(Dataset items)
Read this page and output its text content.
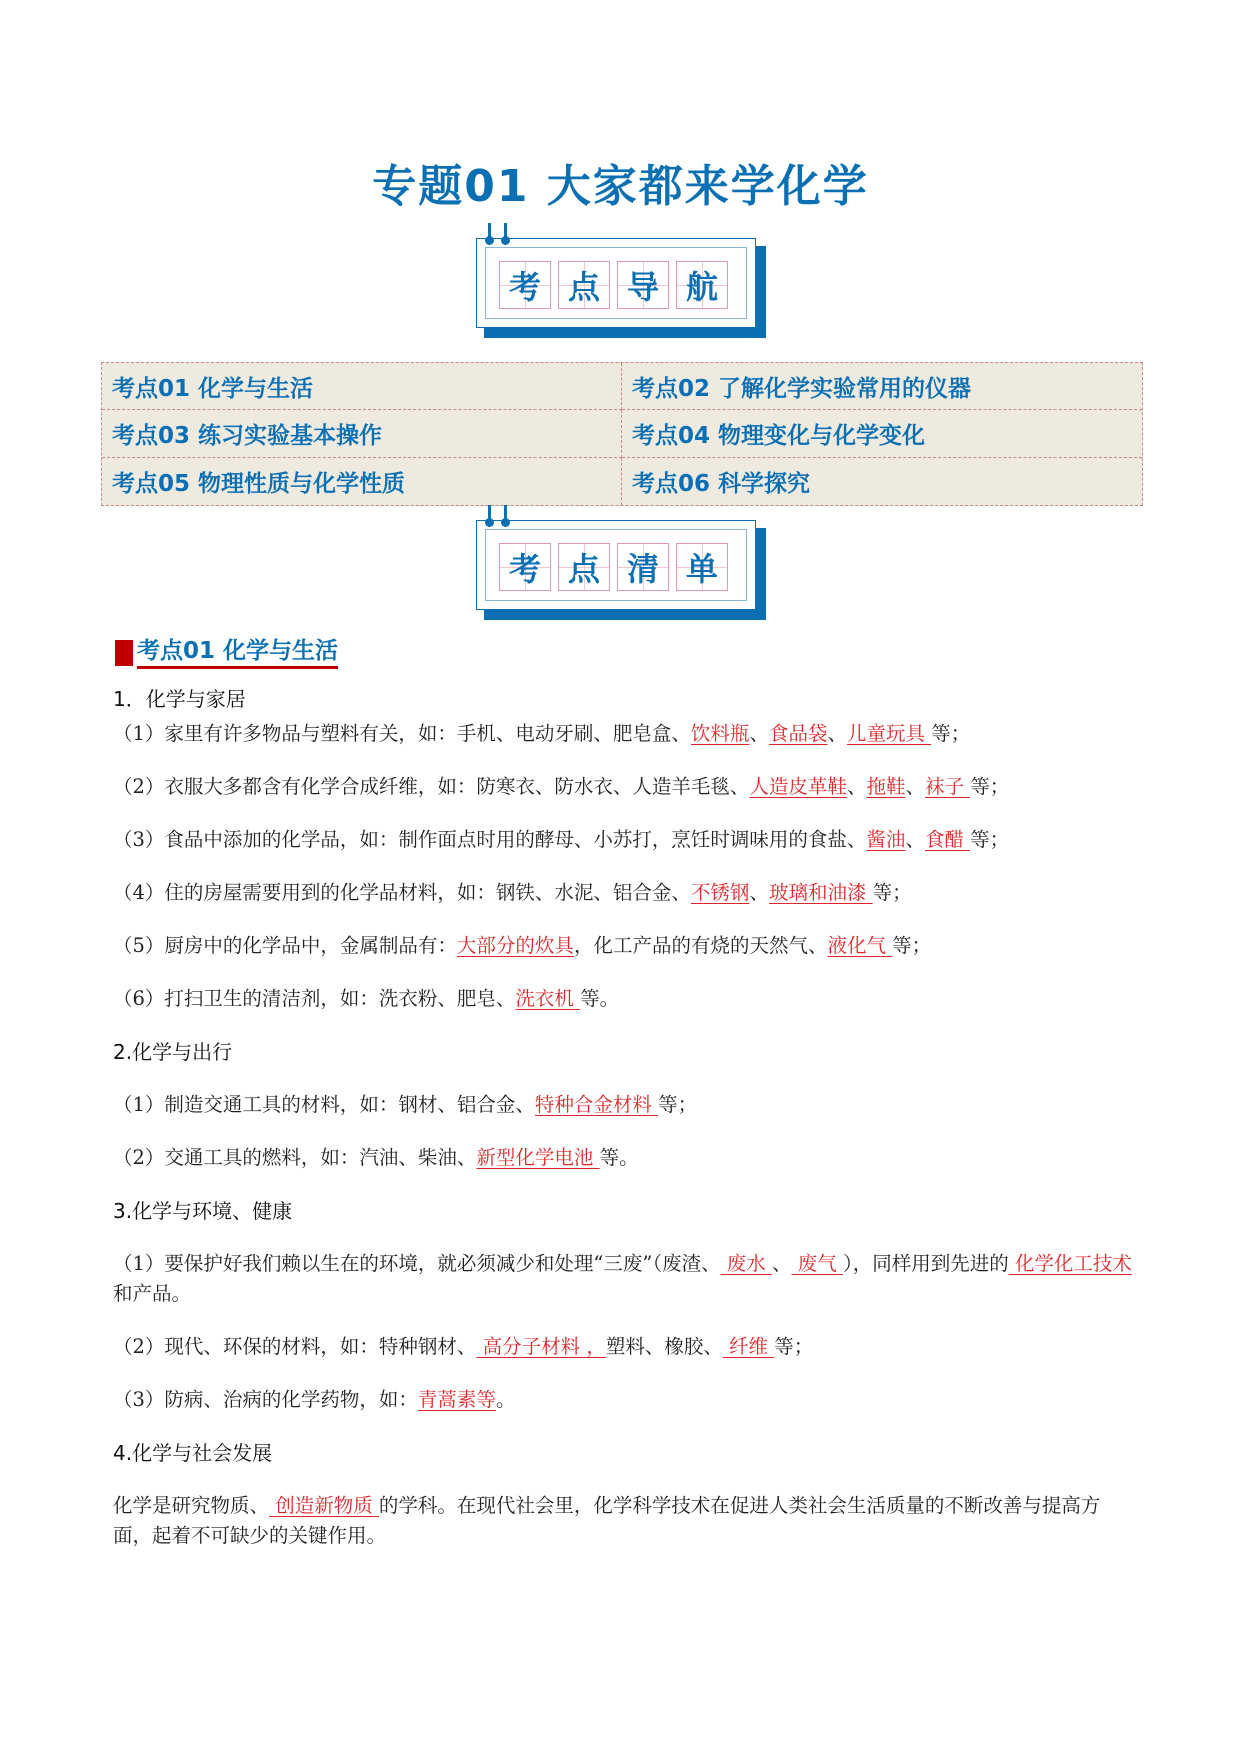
专题01 大家都来学化学
考 点 导 航
考点01 化学与生活	考点02 了解化学实验常用的仪器
考点03 练习实验基本操作	考点04 物理变化与化学变化
考点05 物理性质与化学性质	考点06 科学探究
考 点 清 单
考点01 化学与生活
1．化学与家居

（1）家里有许多物品与塑料有关，如：手机、电动牙刷、肥皂盒、饮料瓶、食品袋、儿童玩具 等；

（2）衣服大多都含有化学合成纤维，如：防寒衣、防水衣、人造羊毛毯、人造皮革鞋、拖鞋、袜子 等；

（3）食品中添加的化学品，如：制作面点时用的酵母、小苏打，烹饪时调味用的食盐、酱油、食醋 等；

（4）住的房屋需要用到的化学品材料，如：钢铁、水泥、铝合金、不锈钢、玻璃和油漆 等；

（5）厨房中的化学品中，金属制品有：大部分的炊具，化工产品的有烧的天然气、液化气 等；

（6）打扫卫生的清洁剂，如：洗衣粉、肥皂、洗衣机 等。

2.化学与出行

（1）制造交通工具的材料，如：钢材、铝合金、特种合金材料 等；

（2）交通工具的燃料，如：汽油、柴油、新型化学电池 等。

3.化学与环境、健康

（1）要保护好我们赖以生在的环境，就必须减少和处理“三废”（废渣、 废水 、 废气 ），同样用到先进的 化学化工技术 和产品。

（2）现代、环保的材料，如：特种钢材、 高分子材料 ，塑料、橡胶、 纤维 等；

（3）防病、治病的化学药物，如：青蒿素等。

4.化学与社会发展

化学是研究物质、 创造新物质 的学科。在现代社会里，化学科学技术在促进人类社会生活质量的不断改善与提高方面，起着不可缺少的关键作用。
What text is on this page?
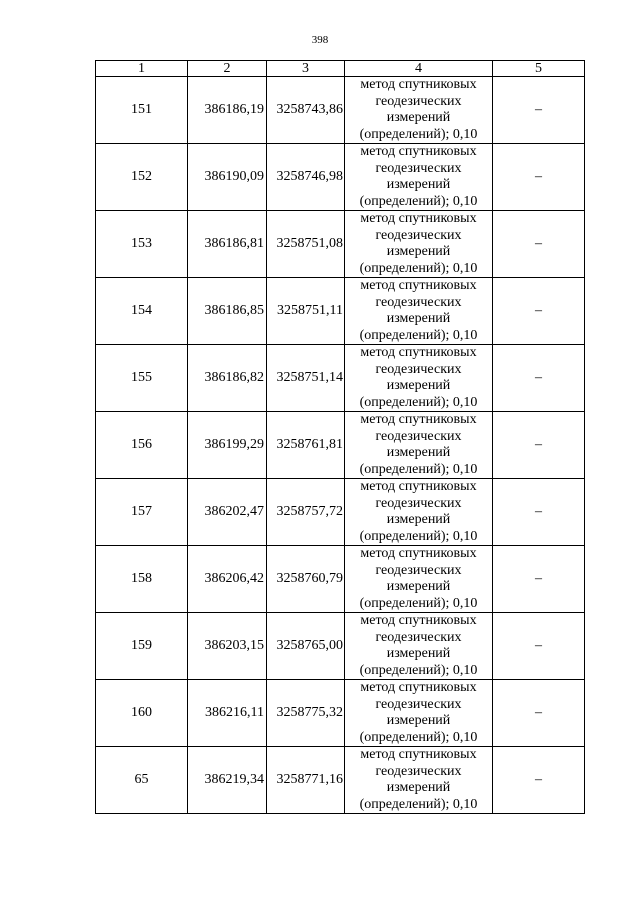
398
1	2	3	4	5
151	386186,19	3258743,86	метод спутниковых
геодезических
измерений
(определений); 0,10	–
152	386190,09	3258746,98	метод спутниковых
геодезических
измерений
(определений); 0,10	–
153	386186,81	3258751,08	метод спутниковых
геодезических
измерений
(определений); 0,10	–
154	386186,85	3258751,11	метод спутниковых
геодезических
измерений
(определений); 0,10	–
155	386186,82	3258751,14	метод спутниковых
геодезических
измерений
(определений); 0,10	–
156	386199,29	3258761,81	метод спутниковых
геодезических
измерений
(определений); 0,10	–
157	386202,47	3258757,72	метод спутниковых
геодезических
измерений
(определений); 0,10	–
158	386206,42	3258760,79	метод спутниковых
геодезических
измерений
(определений); 0,10	–
159	386203,15	3258765,00	метод спутниковых
геодезических
измерений
(определений); 0,10	–
160	386216,11	3258775,32	метод спутниковых
геодезических
измерений
(определений); 0,10	–
65	386219,34	3258771,16	метод спутниковых
геодезических
измерений
(определений); 0,10	–
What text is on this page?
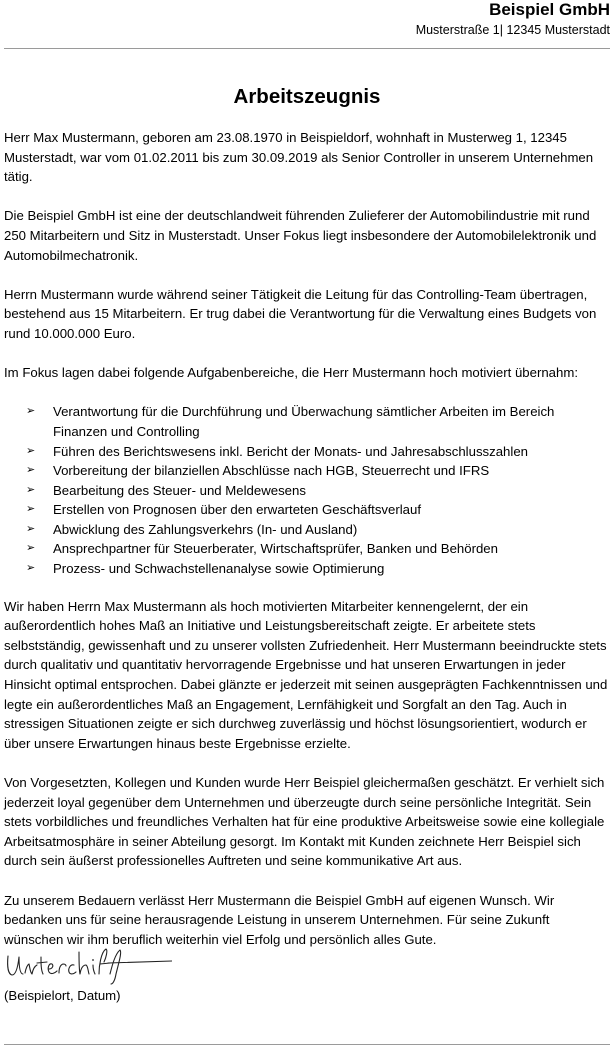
Beispiel GmbH
Musterstraße 1| 12345 Musterstadt
Arbeitszeugnis

Herr Max Mustermann, geboren am 23.08.1970 in Beispieldorf, wohnhaft in Musterweg 1, 12345 Musterstadt, war vom 01.02.2011 bis zum 30.09.2019 als Senior Controller in unserem Unternehmen tätig.

Die Beispiel GmbH ist eine der deutschlandweit führenden Zulieferer der Automobilindustrie mit rund 250 Mitarbeitern und Sitz in Musterstadt. Unser Fokus liegt insbesondere der Automobilelektronik und Automobilmechatronik.

Herrn Mustermann wurde während seiner Tätigkeit die Leitung für das Controlling-Team übertragen, bestehend aus 15 Mitarbeitern. Er trug dabei die Verantwortung für die Verwaltung eines Budgets von rund 10.000.000 Euro.

Im Fokus lagen dabei folgende Aufgabenbereiche, die Herr Mustermann hoch motiviert übernahm:

➢ Verantwortung für die Durchführung und Überwachung sämtlicher Arbeiten im Bereich Finanzen und Controlling
➢ Führen des Berichtswesens inkl. Bericht der Monats- und Jahresabschlusszahlen
➢ Vorbereitung der bilanziellen Abschlüsse nach HGB, Steuerrecht und IFRS
➢ Bearbeitung des Steuer- und Meldewesens
➢ Erstellen von Prognosen über den erwarteten Geschäftsverlauf
➢ Abwicklung des Zahlungsverkehrs (In- und Ausland)
➢ Ansprechpartner für Steuerberater, Wirtschaftsprüfer, Banken und Behörden
➢ Prozess- und Schwachstellenanalyse sowie Optimierung

Wir haben Herrn Max Mustermann als hoch motivierten Mitarbeiter kennengelernt, der ein außerordentlich hohes Maß an Initiative und Leistungsbereitschaft zeigte. Er arbeitete stets selbstständig, gewissenhaft und zu unserer vollsten Zufriedenheit. Herr Mustermann beeindruckte stets durch qualitativ und quantitativ hervorragende Ergebnisse und hat unseren Erwartungen in jeder Hinsicht optimal entsprochen. Dabei glänzte er jederzeit mit seinen ausgeprägten Fachkenntnissen und legte ein außerordentliches Maß an Engagement, Lernfähigkeit und Sorgfalt an den Tag. Auch in stressigen Situationen zeigte er sich durchweg zuverlässig und höchst lösungsorientiert, wodurch er über unsere Erwartungen hinaus beste Ergebnisse erzielte.

Von Vorgesetzten, Kollegen und Kunden wurde Herr Beispiel gleichermaßen geschätzt. Er verhielt sich jederzeit loyal gegenüber dem Unternehmen und überzeugte durch seine persönliche Integrität. Sein stets vorbildliches und freundliches Verhalten hat für eine produktive Arbeitsweise sowie eine kollegiale Arbeitsatmosphäre in seiner Abteilung gesorgt. Im Kontakt mit Kunden zeichnete Herr Beispiel sich durch sein äußerst professionelles Auftreten und seine kommunikative Art aus.

Zu unserem Bedauern verlässt Herr Mustermann die Beispiel GmbH auf eigenen Wunsch. Wir bedanken uns für seine herausragende Leistung in unserem Unternehmen. Für seine Zukunft wünschen wir ihm beruflich weiterhin viel Erfolg und persönlich alles Gute.

(Beispielort, Datum)
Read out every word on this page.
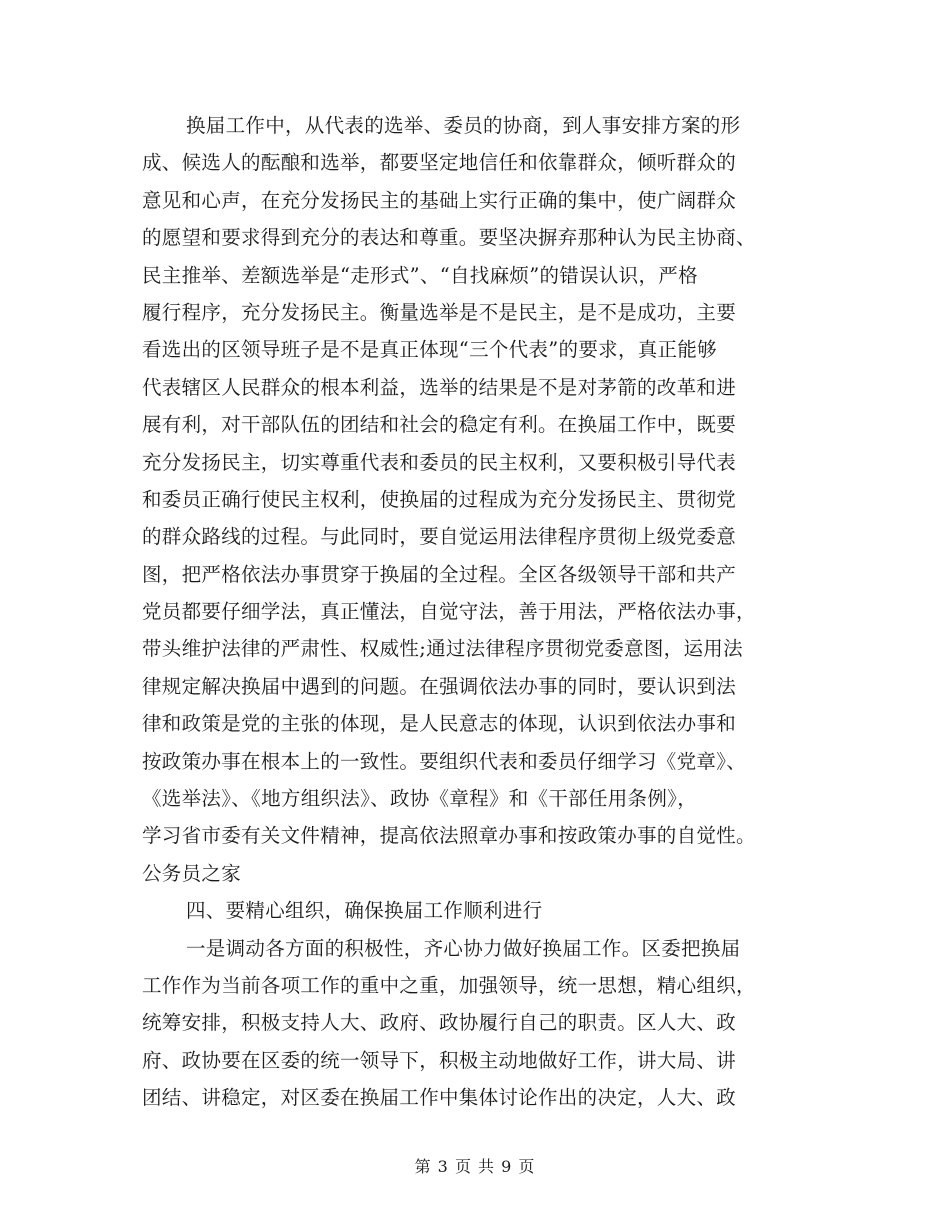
换届工作中，从代表的选举、委员的协商，到人事安排方案的形
成、候选人的酝酿和选举，都要坚定地信任和依靠群众，倾听群众的
意见和心声，在充分发扬民主的基础上实行正确的集中，使广阔群众
的愿望和要求得到充分的表达和尊重。要坚决摒弃那种认为民主协商、
民主推举、差额选举是“走形式”、“自找麻烦”的错误认识，严格
履行程序，充分发扬民主。衡量选举是不是民主，是不是成功，主要
看选出的区领导班子是不是真正体现“三个代表”的要求，真正能够
代表辖区人民群众的根本利益，选举的结果是不是对茅箭的改革和进
展有利，对干部队伍的团结和社会的稳定有利。在换届工作中，既要
充分发扬民主，切实尊重代表和委员的民主权利，又要积极引导代表
和委员正确行使民主权利，使换届的过程成为充分发扬民主、贯彻党
的群众路线的过程。与此同时，要自觉运用法律程序贯彻上级党委意
图，把严格依法办事贯穿于换届的全过程。全区各级领导干部和共产
党员都要仔细学法，真正懂法，自觉守法，善于用法，严格依法办事，
带头维护法律的严肃性、权威性;通过法律程序贯彻党委意图，运用法
律规定解决换届中遇到的问题。在强调依法办事的同时，要认识到法
律和政策是党的主张的体现，是人民意志的体现，认识到依法办事和
按政策办事在根本上的一致性。要组织代表和委员仔细学习《党章》、
《选举法》、《地方组织法》、政协《章程》和《干部任用条例》，
学习省市委有关文件精神，提高依法照章办事和按政策办事的自觉性。
公务员之家
四、要精心组织，确保换届工作顺利进行
一是调动各方面的积极性，齐心协力做好换届工作。区委把换届
工作作为当前各项工作的重中之重，加强领导，统一思想，精心组织，
统筹安排，积极支持人大、政府、政协履行自己的职责。区人大、政
府、政协要在区委的统一领导下，积极主动地做好工作，讲大局、讲
团结、讲稳定，对区委在换届工作中集体讨论作出的决定，人大、政
第 3 页 共 9 页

## Description of the task
The word "Verantwortung" may turn up on some lines of these records; say how many, with no other words.

## Completed exercise
2